INSTRUCTION: In the listing below, find every line with the string "exit" and pull it out.

RECORDS SHOWN:

:::

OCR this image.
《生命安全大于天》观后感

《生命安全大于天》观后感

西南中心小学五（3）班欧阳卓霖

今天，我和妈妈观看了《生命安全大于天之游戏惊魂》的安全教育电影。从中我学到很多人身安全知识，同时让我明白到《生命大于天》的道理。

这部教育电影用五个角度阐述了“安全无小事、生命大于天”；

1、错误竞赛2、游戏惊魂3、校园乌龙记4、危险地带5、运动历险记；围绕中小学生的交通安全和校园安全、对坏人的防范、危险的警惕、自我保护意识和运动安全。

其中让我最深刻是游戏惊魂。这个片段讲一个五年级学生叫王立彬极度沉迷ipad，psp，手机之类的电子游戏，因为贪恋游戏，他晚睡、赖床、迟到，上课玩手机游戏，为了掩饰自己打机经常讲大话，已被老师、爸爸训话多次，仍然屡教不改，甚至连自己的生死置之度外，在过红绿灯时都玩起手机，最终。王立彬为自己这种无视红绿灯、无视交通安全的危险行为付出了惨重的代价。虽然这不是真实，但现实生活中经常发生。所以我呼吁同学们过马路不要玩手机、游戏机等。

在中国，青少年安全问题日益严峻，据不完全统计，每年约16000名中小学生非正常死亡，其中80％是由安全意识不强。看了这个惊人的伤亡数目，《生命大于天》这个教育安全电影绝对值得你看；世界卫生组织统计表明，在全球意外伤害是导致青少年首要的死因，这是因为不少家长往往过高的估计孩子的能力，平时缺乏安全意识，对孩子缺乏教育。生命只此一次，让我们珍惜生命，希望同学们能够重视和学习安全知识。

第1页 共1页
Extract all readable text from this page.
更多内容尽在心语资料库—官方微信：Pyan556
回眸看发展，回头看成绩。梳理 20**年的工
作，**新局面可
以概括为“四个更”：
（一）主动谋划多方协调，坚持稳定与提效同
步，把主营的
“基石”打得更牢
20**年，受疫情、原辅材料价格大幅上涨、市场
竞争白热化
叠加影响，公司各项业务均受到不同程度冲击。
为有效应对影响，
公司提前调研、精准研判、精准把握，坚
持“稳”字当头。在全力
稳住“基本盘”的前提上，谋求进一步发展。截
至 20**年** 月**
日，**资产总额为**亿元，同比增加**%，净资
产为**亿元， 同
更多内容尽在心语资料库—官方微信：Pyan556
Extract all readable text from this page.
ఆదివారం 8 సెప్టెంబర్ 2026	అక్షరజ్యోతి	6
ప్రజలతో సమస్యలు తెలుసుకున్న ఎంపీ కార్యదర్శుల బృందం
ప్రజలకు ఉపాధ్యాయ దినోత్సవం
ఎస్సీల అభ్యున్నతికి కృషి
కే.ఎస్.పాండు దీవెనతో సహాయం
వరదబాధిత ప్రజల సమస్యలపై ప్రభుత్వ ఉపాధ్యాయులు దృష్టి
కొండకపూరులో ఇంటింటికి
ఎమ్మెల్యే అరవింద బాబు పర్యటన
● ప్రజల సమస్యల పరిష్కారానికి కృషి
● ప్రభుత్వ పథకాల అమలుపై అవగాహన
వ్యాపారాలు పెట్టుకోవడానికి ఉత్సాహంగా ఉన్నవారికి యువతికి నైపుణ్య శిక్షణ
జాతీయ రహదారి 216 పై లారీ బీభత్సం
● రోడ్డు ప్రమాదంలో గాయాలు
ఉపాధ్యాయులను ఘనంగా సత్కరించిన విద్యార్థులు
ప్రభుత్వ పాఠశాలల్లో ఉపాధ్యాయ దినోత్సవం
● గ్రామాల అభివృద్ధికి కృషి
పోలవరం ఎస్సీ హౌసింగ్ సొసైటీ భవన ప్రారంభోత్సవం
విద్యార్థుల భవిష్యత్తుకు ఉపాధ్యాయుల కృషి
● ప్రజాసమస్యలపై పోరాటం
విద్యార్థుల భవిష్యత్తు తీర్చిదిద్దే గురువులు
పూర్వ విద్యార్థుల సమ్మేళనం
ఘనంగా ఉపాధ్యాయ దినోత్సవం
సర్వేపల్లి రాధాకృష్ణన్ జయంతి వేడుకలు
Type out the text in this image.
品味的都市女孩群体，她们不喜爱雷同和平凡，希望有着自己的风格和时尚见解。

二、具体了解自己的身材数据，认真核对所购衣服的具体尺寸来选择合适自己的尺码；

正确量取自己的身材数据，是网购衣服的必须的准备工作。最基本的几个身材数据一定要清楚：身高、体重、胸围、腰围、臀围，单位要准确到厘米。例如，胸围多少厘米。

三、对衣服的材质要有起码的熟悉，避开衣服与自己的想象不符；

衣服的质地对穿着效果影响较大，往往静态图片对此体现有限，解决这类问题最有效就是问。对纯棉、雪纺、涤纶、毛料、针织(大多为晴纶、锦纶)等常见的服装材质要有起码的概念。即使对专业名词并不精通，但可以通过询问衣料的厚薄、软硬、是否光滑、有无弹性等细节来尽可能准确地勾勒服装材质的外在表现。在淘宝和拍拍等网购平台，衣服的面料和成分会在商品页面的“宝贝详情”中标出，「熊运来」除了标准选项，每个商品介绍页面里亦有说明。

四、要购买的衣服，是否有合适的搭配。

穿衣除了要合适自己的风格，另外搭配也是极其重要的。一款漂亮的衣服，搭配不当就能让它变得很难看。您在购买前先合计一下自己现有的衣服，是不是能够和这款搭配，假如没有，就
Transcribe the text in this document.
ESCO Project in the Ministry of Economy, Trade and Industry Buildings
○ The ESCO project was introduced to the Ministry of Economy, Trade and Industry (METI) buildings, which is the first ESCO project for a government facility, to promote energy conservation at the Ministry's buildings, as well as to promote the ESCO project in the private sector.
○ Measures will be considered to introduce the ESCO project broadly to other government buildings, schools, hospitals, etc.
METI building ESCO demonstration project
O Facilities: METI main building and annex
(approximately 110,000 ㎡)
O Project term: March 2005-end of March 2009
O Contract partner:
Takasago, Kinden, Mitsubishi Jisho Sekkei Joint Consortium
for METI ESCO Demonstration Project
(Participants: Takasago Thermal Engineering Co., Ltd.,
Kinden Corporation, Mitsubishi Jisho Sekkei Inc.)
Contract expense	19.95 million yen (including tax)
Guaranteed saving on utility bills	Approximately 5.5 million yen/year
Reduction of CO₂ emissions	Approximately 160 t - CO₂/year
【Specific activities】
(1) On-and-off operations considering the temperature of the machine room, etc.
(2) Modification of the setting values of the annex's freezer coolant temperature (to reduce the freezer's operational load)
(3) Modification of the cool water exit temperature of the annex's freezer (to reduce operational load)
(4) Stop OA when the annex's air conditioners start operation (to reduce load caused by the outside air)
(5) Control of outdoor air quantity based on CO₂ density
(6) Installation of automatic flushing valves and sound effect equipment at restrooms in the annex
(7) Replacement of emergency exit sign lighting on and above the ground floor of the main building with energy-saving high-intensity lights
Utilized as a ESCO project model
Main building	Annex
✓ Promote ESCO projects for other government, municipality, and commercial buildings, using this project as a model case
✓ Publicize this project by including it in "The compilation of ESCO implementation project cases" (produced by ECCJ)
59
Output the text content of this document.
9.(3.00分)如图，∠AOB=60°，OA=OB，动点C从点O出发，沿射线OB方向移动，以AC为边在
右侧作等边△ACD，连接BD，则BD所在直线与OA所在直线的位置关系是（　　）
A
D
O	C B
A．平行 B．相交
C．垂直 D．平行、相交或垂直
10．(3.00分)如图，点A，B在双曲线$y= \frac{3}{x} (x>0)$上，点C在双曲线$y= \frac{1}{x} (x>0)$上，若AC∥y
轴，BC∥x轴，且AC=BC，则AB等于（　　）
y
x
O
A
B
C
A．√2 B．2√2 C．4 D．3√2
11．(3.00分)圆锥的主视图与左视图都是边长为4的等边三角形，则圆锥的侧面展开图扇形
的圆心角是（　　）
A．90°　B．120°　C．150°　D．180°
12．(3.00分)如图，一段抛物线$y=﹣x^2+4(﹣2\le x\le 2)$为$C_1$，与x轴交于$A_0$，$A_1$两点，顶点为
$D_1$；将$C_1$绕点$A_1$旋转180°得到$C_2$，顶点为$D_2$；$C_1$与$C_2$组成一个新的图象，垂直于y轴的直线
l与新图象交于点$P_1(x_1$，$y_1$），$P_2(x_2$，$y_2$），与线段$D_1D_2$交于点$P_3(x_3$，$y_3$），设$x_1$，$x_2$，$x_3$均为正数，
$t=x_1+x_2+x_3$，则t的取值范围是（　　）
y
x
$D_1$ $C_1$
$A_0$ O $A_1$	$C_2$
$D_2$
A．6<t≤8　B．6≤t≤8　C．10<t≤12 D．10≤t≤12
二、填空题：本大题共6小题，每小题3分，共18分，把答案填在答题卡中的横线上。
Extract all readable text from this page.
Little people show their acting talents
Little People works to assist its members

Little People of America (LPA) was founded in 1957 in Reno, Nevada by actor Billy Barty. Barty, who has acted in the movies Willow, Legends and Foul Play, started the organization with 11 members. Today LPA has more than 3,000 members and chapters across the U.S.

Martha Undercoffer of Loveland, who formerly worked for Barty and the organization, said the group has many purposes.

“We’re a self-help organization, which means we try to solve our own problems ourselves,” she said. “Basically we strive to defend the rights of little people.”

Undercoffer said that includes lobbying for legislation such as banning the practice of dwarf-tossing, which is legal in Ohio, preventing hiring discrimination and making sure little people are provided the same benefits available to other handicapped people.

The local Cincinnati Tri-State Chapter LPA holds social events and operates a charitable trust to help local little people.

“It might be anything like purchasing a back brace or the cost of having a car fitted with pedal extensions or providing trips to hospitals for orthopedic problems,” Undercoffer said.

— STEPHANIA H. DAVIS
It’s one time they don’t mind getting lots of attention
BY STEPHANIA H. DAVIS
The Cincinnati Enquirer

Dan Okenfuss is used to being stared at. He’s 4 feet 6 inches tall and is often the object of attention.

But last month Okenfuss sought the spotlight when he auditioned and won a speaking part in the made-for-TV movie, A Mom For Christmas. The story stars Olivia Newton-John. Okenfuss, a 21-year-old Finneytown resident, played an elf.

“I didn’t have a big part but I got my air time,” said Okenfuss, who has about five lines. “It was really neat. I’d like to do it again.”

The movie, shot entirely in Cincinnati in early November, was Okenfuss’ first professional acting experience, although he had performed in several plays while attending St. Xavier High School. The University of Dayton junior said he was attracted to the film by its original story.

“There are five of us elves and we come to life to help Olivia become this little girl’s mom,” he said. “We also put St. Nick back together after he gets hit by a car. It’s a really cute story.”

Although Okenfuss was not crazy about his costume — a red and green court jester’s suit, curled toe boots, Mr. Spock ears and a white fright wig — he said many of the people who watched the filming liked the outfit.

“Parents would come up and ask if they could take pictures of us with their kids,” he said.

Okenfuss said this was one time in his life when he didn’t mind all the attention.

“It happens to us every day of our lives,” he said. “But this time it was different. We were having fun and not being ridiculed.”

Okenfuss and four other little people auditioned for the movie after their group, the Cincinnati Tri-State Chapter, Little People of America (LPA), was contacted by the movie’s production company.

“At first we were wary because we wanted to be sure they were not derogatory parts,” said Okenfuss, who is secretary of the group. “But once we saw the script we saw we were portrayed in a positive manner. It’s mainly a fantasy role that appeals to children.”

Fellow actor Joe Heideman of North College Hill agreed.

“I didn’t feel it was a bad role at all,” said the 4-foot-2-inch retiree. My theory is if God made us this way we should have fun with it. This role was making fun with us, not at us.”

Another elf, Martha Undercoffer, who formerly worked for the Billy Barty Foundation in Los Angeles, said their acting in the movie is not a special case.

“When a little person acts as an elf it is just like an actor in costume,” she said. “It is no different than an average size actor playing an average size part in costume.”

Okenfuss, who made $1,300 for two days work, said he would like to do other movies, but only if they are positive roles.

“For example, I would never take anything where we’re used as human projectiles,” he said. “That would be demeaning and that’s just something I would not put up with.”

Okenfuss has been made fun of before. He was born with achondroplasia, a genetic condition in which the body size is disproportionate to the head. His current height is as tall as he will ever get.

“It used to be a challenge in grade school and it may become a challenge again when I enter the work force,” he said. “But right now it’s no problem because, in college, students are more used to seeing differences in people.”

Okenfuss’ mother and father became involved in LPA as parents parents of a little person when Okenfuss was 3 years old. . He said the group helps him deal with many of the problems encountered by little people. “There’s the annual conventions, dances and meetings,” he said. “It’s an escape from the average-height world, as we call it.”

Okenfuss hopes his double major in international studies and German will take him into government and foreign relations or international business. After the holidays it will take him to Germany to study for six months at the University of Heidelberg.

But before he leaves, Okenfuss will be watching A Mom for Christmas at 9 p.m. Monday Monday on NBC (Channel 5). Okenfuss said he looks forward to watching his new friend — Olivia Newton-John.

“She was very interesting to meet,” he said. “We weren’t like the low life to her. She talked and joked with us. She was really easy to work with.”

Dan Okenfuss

:::

ANSWER FOR THIS EXERCISE:
(3) Modification of the cool water exit temperature of the annex's freezer (to reduce operational load)
(7) Replacement of emergency exit sign lighting on and above the ground floor of the main building with energy-saving high-intensity lights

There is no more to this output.